# Start of Rows
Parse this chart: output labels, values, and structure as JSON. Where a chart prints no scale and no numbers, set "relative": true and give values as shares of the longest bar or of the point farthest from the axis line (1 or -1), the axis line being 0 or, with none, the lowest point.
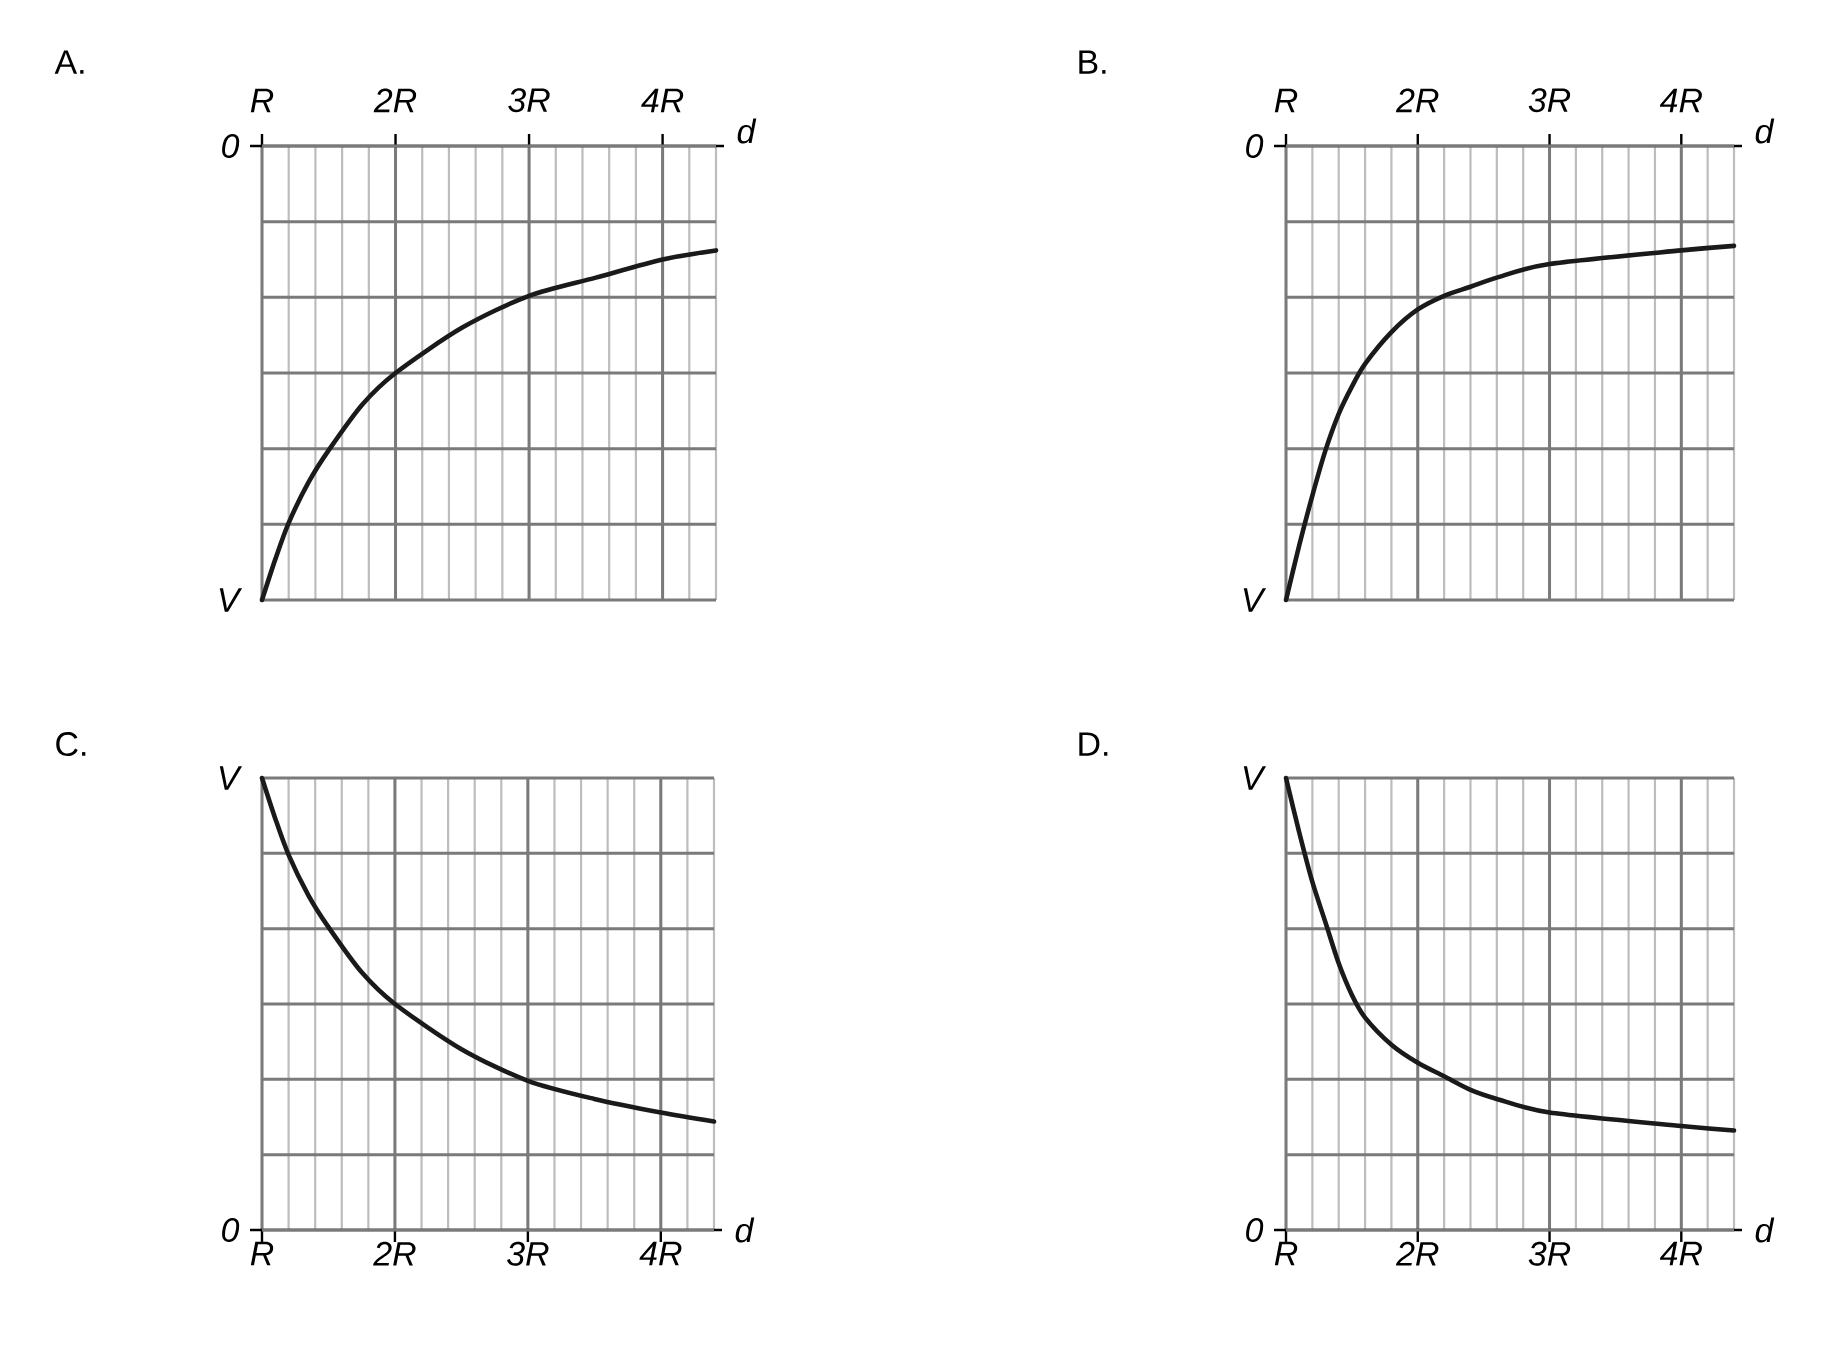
{
  "chart_data": [
    {
      "type": "line",
      "title": "A.",
      "xlabel": "d",
      "relative": true,
      "x": [
        1,
        1.1,
        1.2,
        1.35,
        1.5,
        1.75,
        2,
        2.5,
        3,
        3.5,
        4,
        4.4
      ],
      "values": [
        -1,
        -0.91,
        -0.83,
        -0.74,
        -0.67,
        -0.57,
        -0.5,
        -0.4,
        -0.33,
        -0.29,
        -0.25,
        -0.23
      ],
      "color": "#1a1a1a",
      "xlim": [
        1,
        4.4
      ],
      "xticks": [
        {
          "value": 1,
          "label": "R"
        },
        {
          "value": 2,
          "label": "2R"
        },
        {
          "value": 3,
          "label": "3R"
        },
        {
          "value": 4,
          "label": "4R"
        }
      ],
      "annotations": [
        "0",
        "V"
      ],
      "grid": true
    },
    {
      "type": "line",
      "title": "B.",
      "xlabel": "d",
      "relative": true,
      "x": [
        1,
        1.1,
        1.2,
        1.3,
        1.4,
        1.5,
        1.6,
        1.8,
        2,
        2.2,
        2.4,
        2.6,
        3,
        4,
        4.4
      ],
      "values": [
        -1,
        -0.88,
        -0.77,
        -0.67,
        -0.59,
        -0.53,
        -0.48,
        -0.41,
        -0.36,
        -0.33,
        -0.31,
        -0.29,
        -0.26,
        -0.23,
        -0.22
      ],
      "color": "#1a1a1a",
      "xlim": [
        1,
        4.4
      ],
      "xticks": [
        {
          "value": 1,
          "label": "R"
        },
        {
          "value": 2,
          "label": "2R"
        },
        {
          "value": 3,
          "label": "3R"
        },
        {
          "value": 4,
          "label": "4R"
        }
      ],
      "annotations": [
        "0",
        "V"
      ],
      "grid": true
    },
    {
      "type": "line",
      "title": "C.",
      "xlabel": "d",
      "relative": true,
      "x": [
        1,
        1.1,
        1.2,
        1.35,
        1.5,
        1.75,
        2,
        2.5,
        3,
        3.5,
        4,
        4.4
      ],
      "values": [
        1,
        0.91,
        0.83,
        0.74,
        0.67,
        0.57,
        0.5,
        0.4,
        0.33,
        0.29,
        0.26,
        0.24
      ],
      "color": "#1a1a1a",
      "xlim": [
        1,
        4.4
      ],
      "xticks": [
        {
          "value": 1,
          "label": "R"
        },
        {
          "value": 2,
          "label": "2R"
        },
        {
          "value": 3,
          "label": "3R"
        },
        {
          "value": 4,
          "label": "4R"
        }
      ],
      "annotations": [
        "V",
        "0"
      ],
      "grid": true
    },
    {
      "type": "line",
      "title": "D.",
      "xlabel": "d",
      "relative": true,
      "x": [
        1,
        1.1,
        1.2,
        1.3,
        1.4,
        1.5,
        1.6,
        1.8,
        2,
        2.2,
        2.4,
        2.6,
        3,
        4,
        4.4
      ],
      "values": [
        1,
        0.88,
        0.77,
        0.68,
        0.59,
        0.52,
        0.47,
        0.41,
        0.37,
        0.34,
        0.31,
        0.29,
        0.26,
        0.23,
        0.22
      ],
      "color": "#1a1a1a",
      "xlim": [
        1,
        4.4
      ],
      "xticks": [
        {
          "value": 1,
          "label": "R"
        },
        {
          "value": 2,
          "label": "2R"
        },
        {
          "value": 3,
          "label": "3R"
        },
        {
          "value": 4,
          "label": "4R"
        }
      ],
      "annotations": [
        "V",
        "0"
      ],
      "grid": true
    }
  ]
}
# End of Rows
▶ **What needs to be done**
Pictures don't belong in the copy. Restate all the entries exactly.

▶ **Response to the task**
Parse this chart: output labels, values, and structure as JSON. Where a chart prints no scale and no numbers, set "relative": true and give values as shares of the longest bar or of the point farthest from the axis line (1 or -1), the axis line being 0 or, with none, the lowest point.
{
  "chart_data": [
    {
      "type": "line",
      "title": "A.",
      "xlabel": "d",
      "relative": true,
      "x": [
        1,
        1.1,
        1.2,
        1.35,
        1.5,
        1.75,
        2,
        2.5,
        3,
        3.5,
        4,
        4.4
      ],
      "values": [
        -1,
        -0.91,
        -0.83,
        -0.74,
        -0.67,
        -0.57,
        -0.5,
        -0.4,
        -0.33,
        -0.29,
        -0.25,
        -0.23
      ],
      "color": "#1a1a1a",
      "xlim": [
        1,
        4.4
      ],
      "xticks": [
        {
          "value": 1,
          "label": "R"
        },
        {
          "value": 2,
          "label": "2R"
        },
        {
          "value": 3,
          "label": "3R"
        },
        {
          "value": 4,
          "label": "4R"
        }
      ],
      "annotations": [
        "0",
        "V"
      ],
      "grid": true
    },
    {
      "type": "line",
      "title": "B.",
      "xlabel": "d",
      "relative": true,
      "x": [
        1,
        1.1,
        1.2,
        1.3,
        1.4,
        1.5,
        1.6,
        1.8,
        2,
        2.2,
        2.4,
        2.6,
        3,
        4,
        4.4
      ],
      "values": [
        -1,
        -0.88,
        -0.77,
        -0.67,
        -0.59,
        -0.53,
        -0.48,
        -0.41,
        -0.36,
        -0.33,
        -0.31,
        -0.29,
        -0.26,
        -0.23,
        -0.22
      ],
      "color": "#1a1a1a",
      "xlim": [
        1,
        4.4
      ],
      "xticks": [
        {
          "value": 1,
          "label": "R"
        },
        {
          "value": 2,
          "label": "2R"
        },
        {
          "value": 3,
          "label": "3R"
        },
        {
          "value": 4,
          "label": "4R"
        }
      ],
      "annotations": [
        "0",
        "V"
      ],
      "grid": true
    },
    {
      "type": "line",
      "title": "C.",
      "xlabel": "d",
      "relative": true,
      "x": [
        1,
        1.1,
        1.2,
        1.35,
        1.5,
        1.75,
        2,
        2.5,
        3,
        3.5,
        4,
        4.4
      ],
      "values": [
        1,
        0.91,
        0.83,
        0.74,
        0.67,
        0.57,
        0.5,
        0.4,
        0.33,
        0.29,
        0.26,
        0.24
      ],
      "color": "#1a1a1a",
      "xlim": [
        1,
        4.4
      ],
      "xticks": [
        {
          "value": 1,
          "label": "R"
        },
        {
          "value": 2,
          "label": "2R"
        },
        {
          "value": 3,
          "label": "3R"
        },
        {
          "value": 4,
          "label": "4R"
        }
      ],
      "annotations": [
        "V",
        "0"
      ],
      "grid": true
    },
    {
      "type": "line",
      "title": "D.",
      "xlabel": "d",
      "relative": true,
      "x": [
        1,
        1.1,
        1.2,
        1.3,
        1.4,
        1.5,
        1.6,
        1.8,
        2,
        2.2,
        2.4,
        2.6,
        3,
        4,
        4.4
      ],
      "values": [
        1,
        0.88,
        0.77,
        0.68,
        0.59,
        0.52,
        0.47,
        0.41,
        0.37,
        0.34,
        0.31,
        0.29,
        0.26,
        0.23,
        0.22
      ],
      "color": "#1a1a1a",
      "xlim": [
        1,
        4.4
      ],
      "xticks": [
        {
          "value": 1,
          "label": "R"
        },
        {
          "value": 2,
          "label": "2R"
        },
        {
          "value": 3,
          "label": "3R"
        },
        {
          "value": 4,
          "label": "4R"
        }
      ],
      "annotations": [
        "V",
        "0"
      ],
      "grid": true
    }
  ]
}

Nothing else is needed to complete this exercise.